→ How to complete this task: Look through the entries. Copy each line that has the word "other".

(Image records of document pages)
- - - - -

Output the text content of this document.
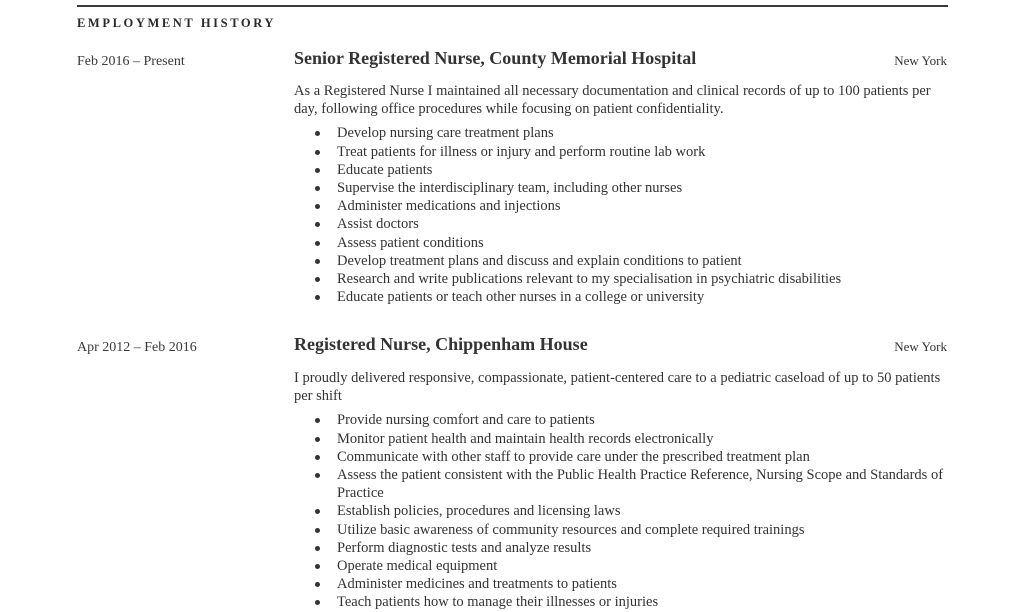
EMPLOYMENT HISTORY
Feb 2016 – Present	Senior Registered Nurse, County Memorial Hospital	New York

As a Registered Nurse I maintained all necessary documentation and clinical records of up to 100 patients per day, following office procedures while focusing on patient confidentiality.

Develop nursing care treatment plans
Treat patients for illness or injury and perform routine lab work
Educate patients
Supervise the interdisciplinary team, including other nurses
Administer medications and injections
Assist doctors
Assess patient conditions
Develop treatment plans and discuss and explain conditions to patient
Research and write publications relevant to my specialisation in psychiatric disabilities
Educate patients or teach other nurses in a college or university
Apr 2012 – Feb 2016	Registered Nurse, Chippenham House	New York

I proudly delivered responsive, compassionate, patient-centered care to a pediatric caseload of up to 50 patients per shift

Provide nursing comfort and care to patients
Monitor patient health and maintain health records electronically
Communicate with other staff to provide care under the prescribed treatment plan
Assess the patient consistent with the Public Health Practice Reference, Nursing Scope and Standards of Practice
Establish policies, procedures and licensing laws
Utilize basic awareness of community resources and complete required trainings
Perform diagnostic tests and analyze results
Operate medical equipment
Administer medicines and treatments to patients
Teach patients how to manage their illnesses or injuries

- - - - -

→ Output of the task:
Supervise the interdisciplinary team, including other nurses
Educate patients or teach other nurses in a college or university
Communicate with other staff to provide care under the prescribed treatment plan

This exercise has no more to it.